Locate every line in the material below that has the word "Kanto". Copy each of those lines.

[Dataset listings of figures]
__________________________________________________

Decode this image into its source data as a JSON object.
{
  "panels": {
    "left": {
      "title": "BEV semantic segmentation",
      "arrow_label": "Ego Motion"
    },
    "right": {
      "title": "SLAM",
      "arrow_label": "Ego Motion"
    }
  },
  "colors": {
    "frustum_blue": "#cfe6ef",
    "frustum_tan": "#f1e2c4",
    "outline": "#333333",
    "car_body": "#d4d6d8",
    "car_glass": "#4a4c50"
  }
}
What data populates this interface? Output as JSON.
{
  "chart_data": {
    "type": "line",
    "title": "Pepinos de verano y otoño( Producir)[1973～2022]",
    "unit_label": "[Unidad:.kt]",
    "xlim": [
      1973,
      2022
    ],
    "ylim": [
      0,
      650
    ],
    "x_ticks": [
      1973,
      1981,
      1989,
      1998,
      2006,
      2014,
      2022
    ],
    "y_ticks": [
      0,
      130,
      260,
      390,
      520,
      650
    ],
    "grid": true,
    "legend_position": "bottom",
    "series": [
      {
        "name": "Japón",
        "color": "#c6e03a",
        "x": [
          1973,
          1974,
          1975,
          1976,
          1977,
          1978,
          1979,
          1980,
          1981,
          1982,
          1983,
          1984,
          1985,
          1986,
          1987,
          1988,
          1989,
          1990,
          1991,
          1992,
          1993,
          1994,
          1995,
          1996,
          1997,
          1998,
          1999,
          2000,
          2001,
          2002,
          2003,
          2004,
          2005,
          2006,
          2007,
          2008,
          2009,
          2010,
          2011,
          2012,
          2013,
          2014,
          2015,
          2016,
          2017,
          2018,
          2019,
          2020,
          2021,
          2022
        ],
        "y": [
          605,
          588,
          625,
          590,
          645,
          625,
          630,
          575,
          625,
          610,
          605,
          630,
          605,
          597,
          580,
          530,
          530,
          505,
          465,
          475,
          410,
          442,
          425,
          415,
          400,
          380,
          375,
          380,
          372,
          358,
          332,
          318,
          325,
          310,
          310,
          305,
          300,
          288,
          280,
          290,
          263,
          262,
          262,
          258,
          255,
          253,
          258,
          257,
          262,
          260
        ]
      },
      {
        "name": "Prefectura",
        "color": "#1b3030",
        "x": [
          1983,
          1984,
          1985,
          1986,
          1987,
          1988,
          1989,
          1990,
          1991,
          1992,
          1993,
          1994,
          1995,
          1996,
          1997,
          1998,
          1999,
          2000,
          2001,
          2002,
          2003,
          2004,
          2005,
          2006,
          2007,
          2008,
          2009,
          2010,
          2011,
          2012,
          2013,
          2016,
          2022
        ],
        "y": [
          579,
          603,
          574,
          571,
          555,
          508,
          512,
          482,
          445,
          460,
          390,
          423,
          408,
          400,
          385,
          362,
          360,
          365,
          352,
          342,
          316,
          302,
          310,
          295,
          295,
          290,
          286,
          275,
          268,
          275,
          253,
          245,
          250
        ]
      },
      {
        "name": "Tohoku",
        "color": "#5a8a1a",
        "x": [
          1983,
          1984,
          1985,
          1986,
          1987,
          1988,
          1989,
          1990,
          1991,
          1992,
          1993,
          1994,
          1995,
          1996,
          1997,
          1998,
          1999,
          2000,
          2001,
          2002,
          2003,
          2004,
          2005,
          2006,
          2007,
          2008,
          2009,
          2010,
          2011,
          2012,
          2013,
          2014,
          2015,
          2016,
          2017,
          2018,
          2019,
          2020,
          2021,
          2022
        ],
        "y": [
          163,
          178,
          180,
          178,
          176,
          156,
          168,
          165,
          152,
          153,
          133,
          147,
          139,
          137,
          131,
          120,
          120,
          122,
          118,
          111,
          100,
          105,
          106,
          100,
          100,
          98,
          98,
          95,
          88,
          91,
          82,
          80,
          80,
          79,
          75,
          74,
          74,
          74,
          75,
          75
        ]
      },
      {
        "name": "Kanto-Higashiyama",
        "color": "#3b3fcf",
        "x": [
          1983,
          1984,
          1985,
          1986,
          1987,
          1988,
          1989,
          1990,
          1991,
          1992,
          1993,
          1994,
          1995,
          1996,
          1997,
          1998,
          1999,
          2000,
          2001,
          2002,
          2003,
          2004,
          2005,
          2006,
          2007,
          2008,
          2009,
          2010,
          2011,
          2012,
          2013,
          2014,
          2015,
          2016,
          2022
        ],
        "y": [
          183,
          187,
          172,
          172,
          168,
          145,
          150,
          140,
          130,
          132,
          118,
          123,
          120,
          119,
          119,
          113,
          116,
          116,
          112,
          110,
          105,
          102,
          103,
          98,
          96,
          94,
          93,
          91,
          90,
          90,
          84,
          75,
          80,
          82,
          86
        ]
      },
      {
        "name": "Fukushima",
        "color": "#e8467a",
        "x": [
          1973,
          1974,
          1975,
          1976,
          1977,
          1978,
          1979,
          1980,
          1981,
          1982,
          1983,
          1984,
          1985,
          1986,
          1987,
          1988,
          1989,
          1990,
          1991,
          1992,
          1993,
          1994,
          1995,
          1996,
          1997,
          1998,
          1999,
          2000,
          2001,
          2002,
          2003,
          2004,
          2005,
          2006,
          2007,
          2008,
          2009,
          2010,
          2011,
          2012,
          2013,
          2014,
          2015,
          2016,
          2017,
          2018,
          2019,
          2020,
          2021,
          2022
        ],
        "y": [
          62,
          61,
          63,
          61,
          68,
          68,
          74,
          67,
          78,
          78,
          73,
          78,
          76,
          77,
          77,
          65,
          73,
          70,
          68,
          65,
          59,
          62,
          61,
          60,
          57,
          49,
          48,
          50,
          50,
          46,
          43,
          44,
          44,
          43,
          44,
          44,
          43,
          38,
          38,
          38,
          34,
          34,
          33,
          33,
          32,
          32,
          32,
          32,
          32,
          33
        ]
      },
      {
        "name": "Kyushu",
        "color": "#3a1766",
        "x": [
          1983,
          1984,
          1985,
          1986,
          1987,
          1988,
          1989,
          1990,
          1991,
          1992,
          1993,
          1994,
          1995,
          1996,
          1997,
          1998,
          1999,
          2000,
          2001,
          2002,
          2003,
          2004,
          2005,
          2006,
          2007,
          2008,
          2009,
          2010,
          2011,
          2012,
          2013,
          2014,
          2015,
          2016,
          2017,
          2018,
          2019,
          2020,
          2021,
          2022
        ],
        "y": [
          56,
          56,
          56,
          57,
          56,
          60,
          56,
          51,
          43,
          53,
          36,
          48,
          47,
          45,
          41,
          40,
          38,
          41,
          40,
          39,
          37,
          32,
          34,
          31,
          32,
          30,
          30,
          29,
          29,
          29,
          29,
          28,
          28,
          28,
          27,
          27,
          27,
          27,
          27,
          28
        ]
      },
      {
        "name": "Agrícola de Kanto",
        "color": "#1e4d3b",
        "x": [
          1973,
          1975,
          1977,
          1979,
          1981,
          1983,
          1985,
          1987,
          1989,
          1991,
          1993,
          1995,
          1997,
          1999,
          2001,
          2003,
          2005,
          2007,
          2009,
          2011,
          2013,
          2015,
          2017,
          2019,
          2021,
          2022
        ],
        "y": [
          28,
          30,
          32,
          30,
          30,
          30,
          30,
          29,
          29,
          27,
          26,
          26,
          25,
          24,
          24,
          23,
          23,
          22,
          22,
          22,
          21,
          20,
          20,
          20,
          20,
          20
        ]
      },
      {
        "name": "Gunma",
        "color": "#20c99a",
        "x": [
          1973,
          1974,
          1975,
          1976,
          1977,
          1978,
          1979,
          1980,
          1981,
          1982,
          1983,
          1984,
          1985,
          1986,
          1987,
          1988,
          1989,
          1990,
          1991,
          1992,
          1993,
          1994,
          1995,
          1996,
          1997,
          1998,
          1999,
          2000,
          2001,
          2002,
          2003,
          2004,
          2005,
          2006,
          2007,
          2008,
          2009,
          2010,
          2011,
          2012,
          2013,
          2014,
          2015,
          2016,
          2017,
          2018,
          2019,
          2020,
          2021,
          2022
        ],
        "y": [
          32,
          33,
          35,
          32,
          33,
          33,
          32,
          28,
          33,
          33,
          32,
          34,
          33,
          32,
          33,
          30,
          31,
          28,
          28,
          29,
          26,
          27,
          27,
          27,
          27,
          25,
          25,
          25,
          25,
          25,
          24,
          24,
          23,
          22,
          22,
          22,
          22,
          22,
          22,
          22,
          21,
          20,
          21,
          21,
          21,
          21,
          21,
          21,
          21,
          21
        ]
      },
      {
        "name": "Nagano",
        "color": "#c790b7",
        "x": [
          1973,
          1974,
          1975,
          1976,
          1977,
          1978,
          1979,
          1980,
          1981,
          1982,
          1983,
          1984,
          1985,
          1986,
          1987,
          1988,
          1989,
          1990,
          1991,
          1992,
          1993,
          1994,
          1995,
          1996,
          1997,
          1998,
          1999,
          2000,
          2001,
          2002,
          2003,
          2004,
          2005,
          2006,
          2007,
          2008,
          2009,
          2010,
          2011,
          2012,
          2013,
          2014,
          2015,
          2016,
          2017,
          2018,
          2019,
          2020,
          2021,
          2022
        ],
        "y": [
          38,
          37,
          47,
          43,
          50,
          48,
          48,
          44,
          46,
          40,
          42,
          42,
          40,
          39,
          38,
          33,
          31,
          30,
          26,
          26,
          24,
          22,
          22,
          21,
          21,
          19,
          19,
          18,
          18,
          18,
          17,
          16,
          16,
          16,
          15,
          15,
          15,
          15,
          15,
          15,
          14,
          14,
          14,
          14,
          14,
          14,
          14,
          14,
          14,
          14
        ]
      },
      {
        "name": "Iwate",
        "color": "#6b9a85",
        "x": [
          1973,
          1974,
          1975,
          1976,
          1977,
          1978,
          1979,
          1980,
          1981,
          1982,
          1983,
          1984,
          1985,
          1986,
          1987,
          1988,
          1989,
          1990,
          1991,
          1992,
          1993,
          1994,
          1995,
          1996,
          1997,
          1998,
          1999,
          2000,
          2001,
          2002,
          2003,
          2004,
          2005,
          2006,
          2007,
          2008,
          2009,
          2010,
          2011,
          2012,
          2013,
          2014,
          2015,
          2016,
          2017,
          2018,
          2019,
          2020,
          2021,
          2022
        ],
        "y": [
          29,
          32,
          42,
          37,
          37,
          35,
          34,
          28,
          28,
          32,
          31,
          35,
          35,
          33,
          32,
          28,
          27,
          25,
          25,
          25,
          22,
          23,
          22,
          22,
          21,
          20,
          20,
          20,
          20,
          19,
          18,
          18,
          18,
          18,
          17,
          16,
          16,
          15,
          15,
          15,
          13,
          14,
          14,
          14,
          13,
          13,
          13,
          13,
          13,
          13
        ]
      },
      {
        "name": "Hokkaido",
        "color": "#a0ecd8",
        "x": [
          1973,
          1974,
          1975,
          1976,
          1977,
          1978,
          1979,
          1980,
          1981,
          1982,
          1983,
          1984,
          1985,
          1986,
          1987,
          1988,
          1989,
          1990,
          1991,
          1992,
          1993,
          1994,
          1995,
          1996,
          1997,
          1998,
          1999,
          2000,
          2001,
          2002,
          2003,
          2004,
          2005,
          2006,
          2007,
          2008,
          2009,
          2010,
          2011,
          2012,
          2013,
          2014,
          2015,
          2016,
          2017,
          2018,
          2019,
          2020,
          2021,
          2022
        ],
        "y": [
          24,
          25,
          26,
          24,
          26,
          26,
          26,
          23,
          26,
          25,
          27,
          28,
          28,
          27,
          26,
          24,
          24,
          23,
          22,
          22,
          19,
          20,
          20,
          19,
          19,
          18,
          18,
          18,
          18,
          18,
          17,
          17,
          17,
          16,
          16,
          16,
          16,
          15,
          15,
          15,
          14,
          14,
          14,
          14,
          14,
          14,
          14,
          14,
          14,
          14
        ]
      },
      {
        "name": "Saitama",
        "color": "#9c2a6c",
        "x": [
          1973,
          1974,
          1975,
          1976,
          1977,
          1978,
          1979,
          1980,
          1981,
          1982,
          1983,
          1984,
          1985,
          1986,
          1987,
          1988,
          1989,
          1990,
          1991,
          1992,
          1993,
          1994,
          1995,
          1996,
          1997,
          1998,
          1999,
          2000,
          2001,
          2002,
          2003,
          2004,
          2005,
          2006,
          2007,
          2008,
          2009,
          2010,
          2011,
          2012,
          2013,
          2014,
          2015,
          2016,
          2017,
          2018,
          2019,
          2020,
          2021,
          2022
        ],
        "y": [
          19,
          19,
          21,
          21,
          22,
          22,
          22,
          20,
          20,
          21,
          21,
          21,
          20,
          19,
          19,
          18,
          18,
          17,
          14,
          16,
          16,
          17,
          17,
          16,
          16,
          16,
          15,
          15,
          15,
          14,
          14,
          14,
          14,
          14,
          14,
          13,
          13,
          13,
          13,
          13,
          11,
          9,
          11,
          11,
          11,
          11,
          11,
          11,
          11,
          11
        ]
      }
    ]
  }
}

__________________________________________________

EXERCISE ANSWER ::
        "name": "Kanto-Higashiyama",
        "name": "Agrícola de Kanto",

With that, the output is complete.